[begin Recorded data]
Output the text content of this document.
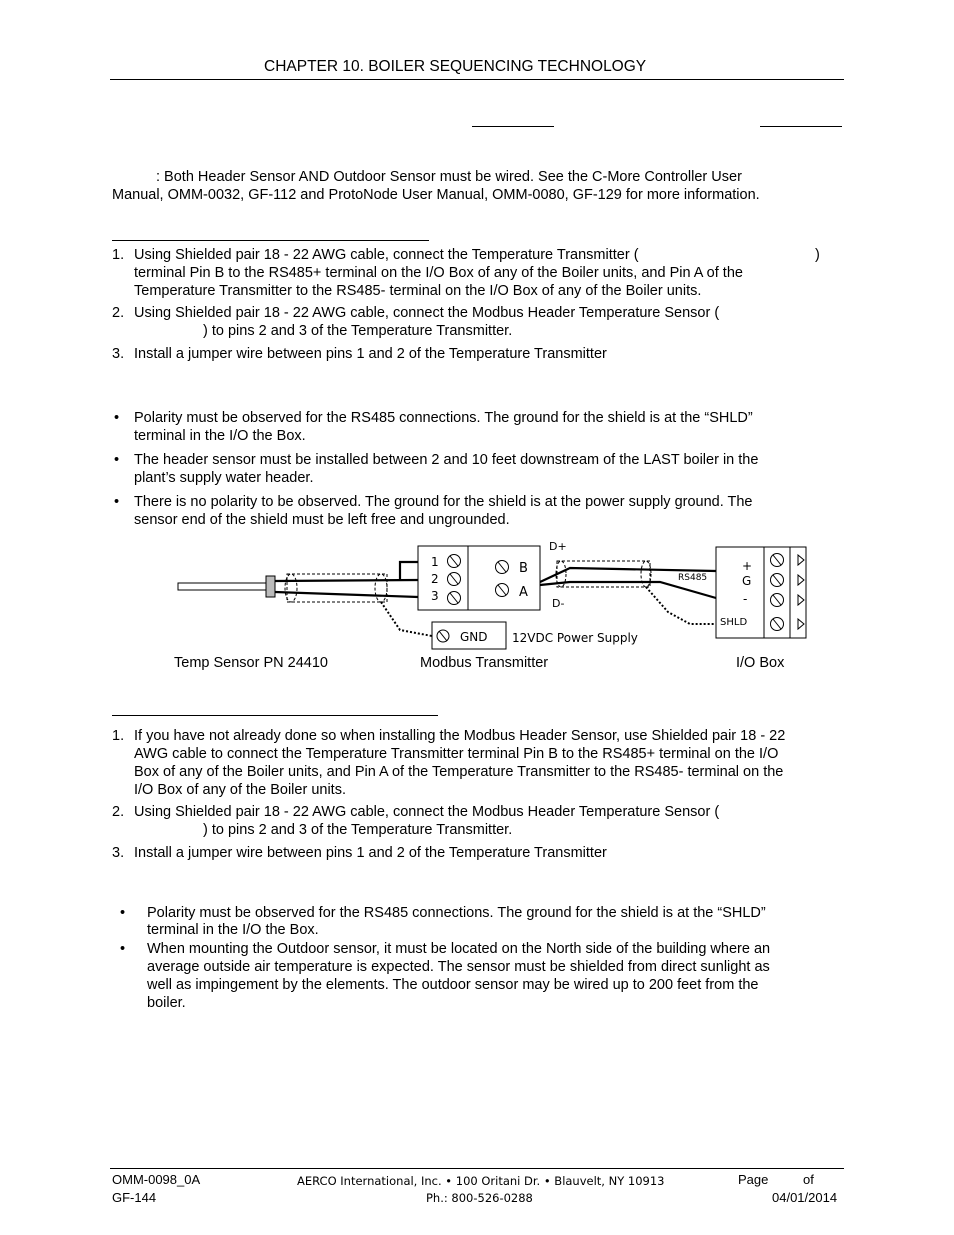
CHAPTER 10. BOILER SEQUENCING TECHNOLOGY
: Both Header Sensor AND Outdoor Sensor must be wired. See the C-More Controller User
Manual, OMM-0032, GF-112 and ProtoNode User Manual, OMM-0080, GF-129 for more information.
1. Using Shielded pair 18 - 22 AWG cable, connect the Temperature Transmitter (	)
terminal Pin B to the RS485+ terminal on the I/O Box of any of the Boiler units, and Pin A of the
Temperature Transmitter to the RS485- terminal on the I/O Box of any of the Boiler units.
2. Using Shielded pair 18 - 22 AWG cable, connect the Modbus Header Temperature Sensor (
) to pins 2 and 3 of the Temperature Transmitter.
3. Install a jumper wire between pins 1 and 2 of the Temperature Transmitter
• Polarity must be observed for the RS485 connections. The ground for the shield is at the “SHLD”
terminal in the I/O the Box.
• The header sensor must be installed between 2 and 10 feet downstream of the LAST boiler in the
plant’s supply water header.
• There is no polarity to be observed. The ground for the shield is at the power supply ground. The
sensor end of the shield must be left free and ungrounded.
1
2
3
B
A
D+
D-
RS485
+
G
-
SHLD
GND 12VDC Power Supply
Temp Sensor PN 24410	Modbus Transmitter	I/O Box
1. If you have not already done so when installing the Modbus Header Sensor, use Shielded pair 18 - 22
AWG cable to connect the Temperature Transmitter terminal Pin B to the RS485+ terminal on the I/O
Box of any of the Boiler units, and Pin A of the Temperature Transmitter to the RS485- terminal on the
I/O Box of any of the Boiler units.
2. Using Shielded pair 18 - 22 AWG cable, connect the Modbus Header Temperature Sensor (
) to pins 2 and 3 of the Temperature Transmitter.
3. Install a jumper wire between pins 1 and 2 of the Temperature Transmitter
• Polarity must be observed for the RS485 connections. The ground for the shield is at the “SHLD”
terminal in the I/O the Box.
• When mounting the Outdoor sensor, it must be located on the North side of the building where an
average outside air temperature is expected. The sensor must be shielded from direct sunlight as
well as impingement by the elements. The outdoor sensor may be wired up to 200 feet from the
boiler.
OMM-0098_0A
GF-144
AERCO International, Inc. • 100 Oritani Dr. • Blauvelt, NY 10913
Ph.: 800-526-0288
Page	of
04/01/2014
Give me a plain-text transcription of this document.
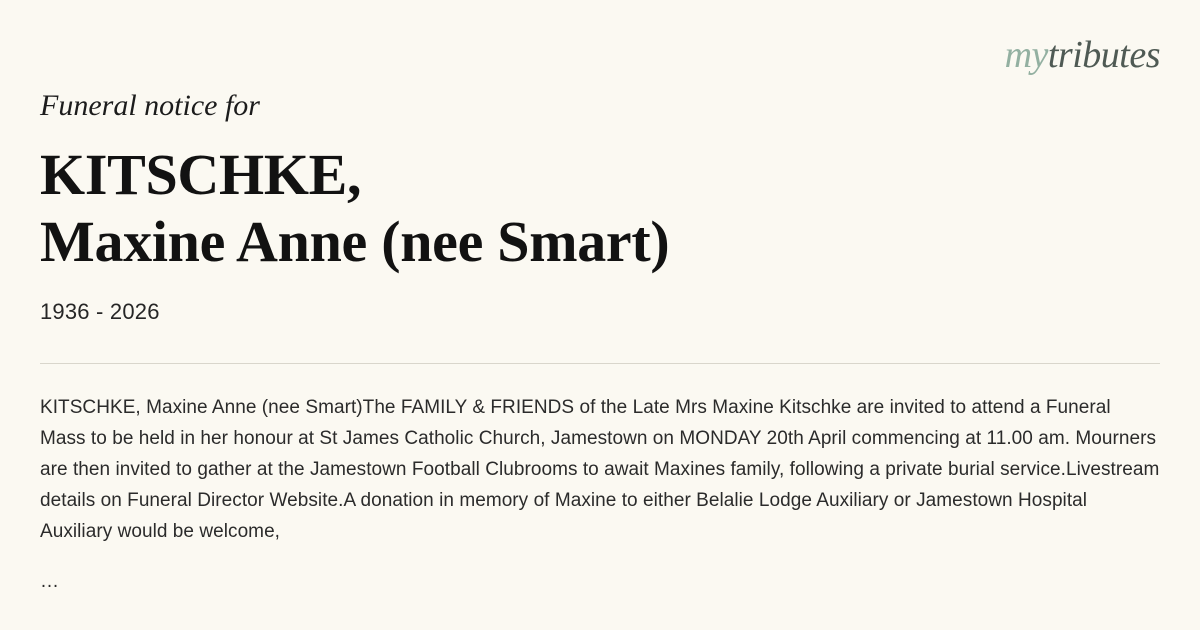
mytributes
Funeral notice for
KITSCHKE,
Maxine Anne (nee Smart)
1936 - 2026

KITSCHKE, Maxine Anne (nee Smart)The FAMILY & FRIENDS of the Late Mrs Maxine Kitschke are invited to attend a Funeral Mass to be held in her honour at St James Catholic Church, Jamestown on MONDAY 20th April commencing at 11.00 am. Mourners are then invited to gather at the Jamestown Football Clubrooms to await Maxines family, following a private burial service.Livestream details on Funeral Director Website.A donation in memory of Maxine to either Belalie Lodge Auxiliary or Jamestown Hospital Auxiliary would be welcome,

…
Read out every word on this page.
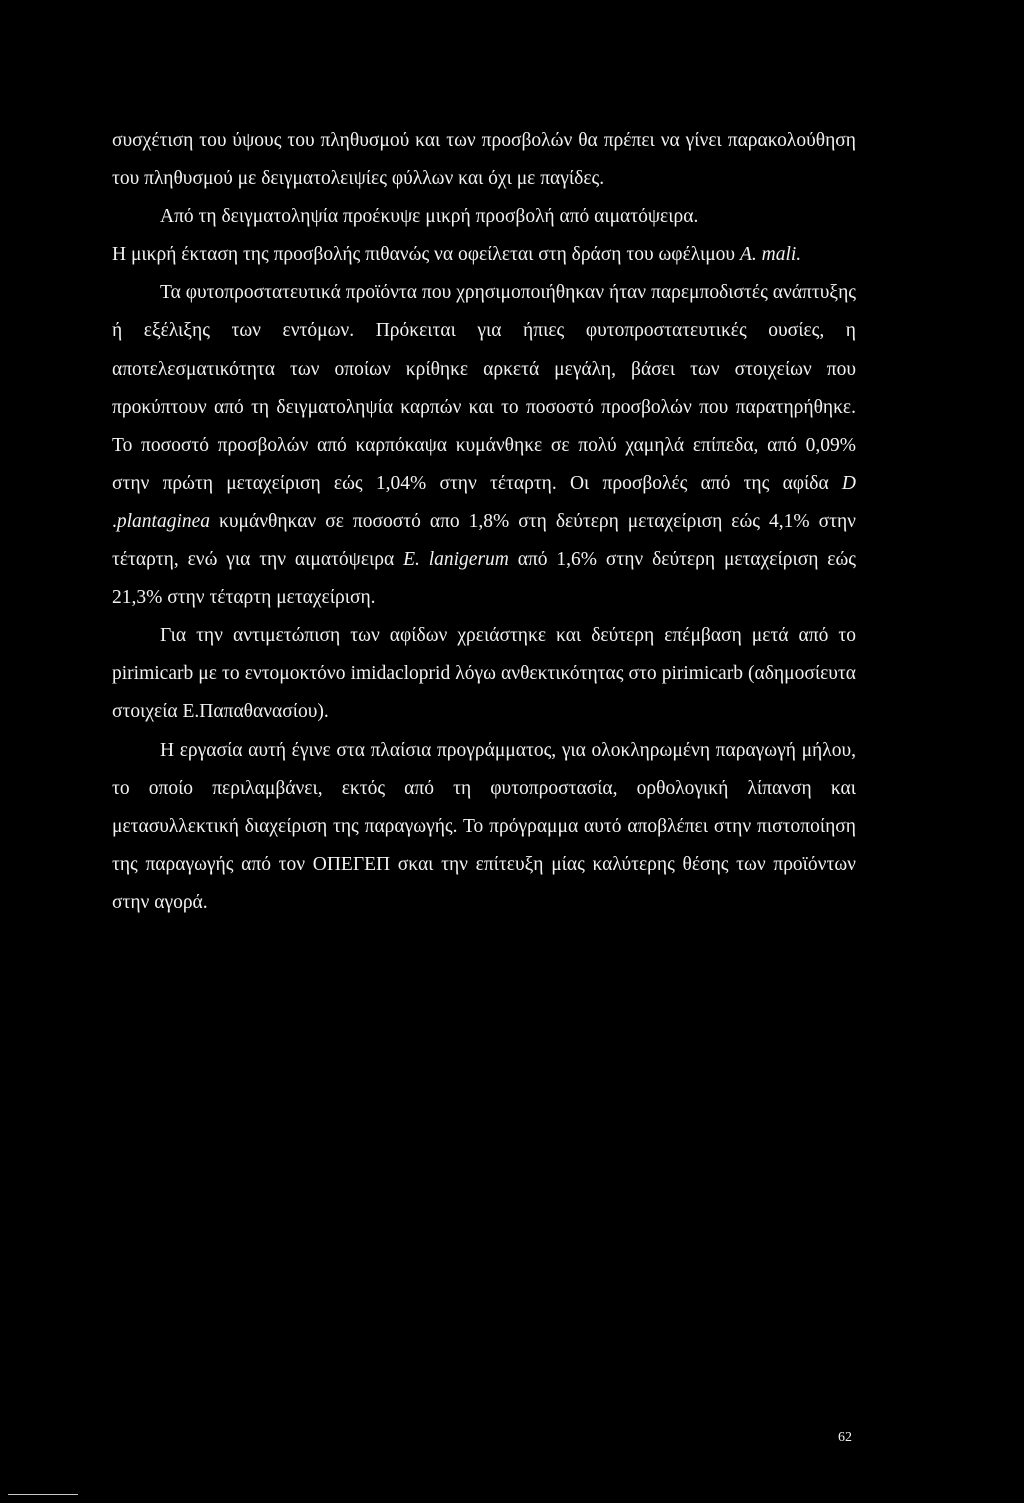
συσχέτιση του ύψους του πληθυσμού και των προσβολών θα πρέπει να γίνει παρακολούθηση του πληθυσμού με δειγματολειψίες φύλλων και όχι με παγίδες.

Από τη δειγματοληψία προέκυψε μικρή προσβολή από αιματόψειρα.

Η μικρή έκταση της προσβολής πιθανώς να οφείλεται στη δράση του ωφέλιμου A. mali.

Τα φυτοπροστατευτικά προϊόντα που χρησιμοποιήθηκαν ήταν παρεμποδιστές ανάπτυξης ή εξέλιξης των εντόμων. Πρόκειται για ήπιες φυτοπροστατευτικές ουσίες, η αποτελεσματικότητα των οποίων κρίθηκε αρκετά μεγάλη, βάσει των στοιχείων που προκύπτουν από τη δειγματοληψία καρπών και το ποσοστό προσβολών που παρατηρήθηκε. Το ποσοστό προσβολών από καρπόκαψα κυμάνθηκε σε πολύ χαμηλά επίπεδα, από 0,09% στην πρώτη μεταχείριση εώς 1,04% στην τέταρτη. Οι προσβολές από της αφίδα D .plantaginea κυμάνθηκαν σε ποσοστό απο 1,8% στη δεύτερη μεταχείριση εώς 4,1% στην τέταρτη, ενώ για την αιματόψειρα E. lanigerum από 1,6% στην δεύτερη μεταχείριση εώς 21,3% στην τέταρτη μεταχείριση.

Για την αντιμετώπιση των αφίδων χρειάστηκε και δεύτερη επέμβαση μετά από το pirimicarb με το εντομοκτόνο imidacloprid λόγω ανθεκτικότητας στο pirimicarb (αδημοσίευτα στοιχεία Ε.Παπαθανασίου).

Η εργασία αυτή έγινε στα πλαίσια προγράμματος, για ολοκληρωμένη παραγωγή μήλου, το οποίο περιλαμβάνει, εκτός από τη φυτοπροστασία, ορθολογική λίπανση και μετασυλλεκτική διαχείριση της παραγωγής. Το πρόγραμμα αυτό αποβλέπει στην πιστοποίηση της παραγωγής από τον ΟΠΕΓΕΠ σκαι την επίτευξη μίας καλύτερης θέσης των προϊόντων στην αγορά.

62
[end Recorded data]
▶ **What the exercise asks**
Output the lines above in full and exactly as given, omitting any pictures.

▶ **Result for this exercise**
Output the text content of this document.
CHAPTER 10. BOILER SEQUENCING TECHNOLOGY
: Both Header Sensor AND Outdoor Sensor must be wired. See the C-More Controller User
Manual, OMM-0032, GF-112 and ProtoNode User Manual, OMM-0080, GF-129 for more information.
1. Using Shielded pair 18 - 22 AWG cable, connect the Temperature Transmitter (	)
terminal Pin B to the RS485+ terminal on the I/O Box of any of the Boiler units, and Pin A of the
Temperature Transmitter to the RS485- terminal on the I/O Box of any of the Boiler units.
2. Using Shielded pair 18 - 22 AWG cable, connect the Modbus Header Temperature Sensor (
) to pins 2 and 3 of the Temperature Transmitter.
3. Install a jumper wire between pins 1 and 2 of the Temperature Transmitter
• Polarity must be observed for the RS485 connections. The ground for the shield is at the “SHLD”
terminal in the I/O the Box.
• The header sensor must be installed between 2 and 10 feet downstream of the LAST boiler in the
plant’s supply water header.
• There is no polarity to be observed. The ground for the shield is at the power supply ground. The
sensor end of the shield must be left free and ungrounded.
1
2
3
B
A
D+
D-
RS485
+
G
-
SHLD
GND 12VDC Power Supply
Temp Sensor PN 24410	Modbus Transmitter	I/O Box
1. If you have not already done so when installing the Modbus Header Sensor, use Shielded pair 18 - 22
AWG cable to connect the Temperature Transmitter terminal Pin B to the RS485+ terminal on the I/O
Box of any of the Boiler units, and Pin A of the Temperature Transmitter to the RS485- terminal on the
I/O Box of any of the Boiler units.
2. Using Shielded pair 18 - 22 AWG cable, connect the Modbus Header Temperature Sensor (
) to pins 2 and 3 of the Temperature Transmitter.
3. Install a jumper wire between pins 1 and 2 of the Temperature Transmitter
• Polarity must be observed for the RS485 connections. The ground for the shield is at the “SHLD”
terminal in the I/O the Box.
• When mounting the Outdoor sensor, it must be located on the North side of the building where an
average outside air temperature is expected. The sensor must be shielded from direct sunlight as
well as impingement by the elements. The outdoor sensor may be wired up to 200 feet from the
boiler.
OMM-0098_0A
GF-144
AERCO International, Inc. • 100 Oritani Dr. • Blauvelt, NY 10913
Ph.: 800-526-0288
Page	of
04/01/2014
Give me a plain-text transcription of this document.
mytributes
Funeral notice for
KITSCHKE,
Maxine Anne (nee Smart)
1936 - 2026

KITSCHKE, Maxine Anne (nee Smart)The FAMILY & FRIENDS of the Late Mrs Maxine Kitschke are invited to attend a Funeral Mass to be held in her honour at St James Catholic Church, Jamestown on MONDAY 20th April commencing at 11.00 am. Mourners are then invited to gather at the Jamestown Football Clubrooms to await Maxines family, following a private burial service.Livestream details on Funeral Director Website.A donation in memory of Maxine to either Belalie Lodge Auxiliary or Jamestown Hospital Auxiliary would be welcome,

…
Read out every word on this page.
συσχέτιση του ύψους του πληθυσμού και των προσβολών θα πρέπει να γίνει παρακολούθηση του πληθυσμού με δειγματολειψίες φύλλων και όχι με παγίδες.

Από τη δειγματοληψία προέκυψε μικρή προσβολή από αιματόψειρα.

Η μικρή έκταση της προσβολής πιθανώς να οφείλεται στη δράση του ωφέλιμου A. mali.

Τα φυτοπροστατευτικά προϊόντα που χρησιμοποιήθηκαν ήταν παρεμποδιστές ανάπτυξης ή εξέλιξης των εντόμων. Πρόκειται για ήπιες φυτοπροστατευτικές ουσίες, η αποτελεσματικότητα των οποίων κρίθηκε αρκετά μεγάλη, βάσει των στοιχείων που προκύπτουν από τη δειγματοληψία καρπών και το ποσοστό προσβολών που παρατηρήθηκε. Το ποσοστό προσβολών από καρπόκαψα κυμάνθηκε σε πολύ χαμηλά επίπεδα, από 0,09% στην πρώτη μεταχείριση εώς 1,04% στην τέταρτη. Οι προσβολές από της αφίδα D .plantaginea κυμάνθηκαν σε ποσοστό απο 1,8% στη δεύτερη μεταχείριση εώς 4,1% στην τέταρτη, ενώ για την αιματόψειρα E. lanigerum από 1,6% στην δεύτερη μεταχείριση εώς 21,3% στην τέταρτη μεταχείριση.

Για την αντιμετώπιση των αφίδων χρειάστηκε και δεύτερη επέμβαση μετά από το pirimicarb με το εντομοκτόνο imidacloprid λόγω ανθεκτικότητας στο pirimicarb (αδημοσίευτα στοιχεία Ε.Παπαθανασίου).

Η εργασία αυτή έγινε στα πλαίσια προγράμματος, για ολοκληρωμένη παραγωγή μήλου, το οποίο περιλαμβάνει, εκτός από τη φυτοπροστασία, ορθολογική λίπανση και μετασυλλεκτική διαχείριση της παραγωγής. Το πρόγραμμα αυτό αποβλέπει στην πιστοποίηση της παραγωγής από τον ΟΠΕΓΕΠ σκαι την επίτευξη μίας καλύτερης θέσης των προϊόντων στην αγορά.

62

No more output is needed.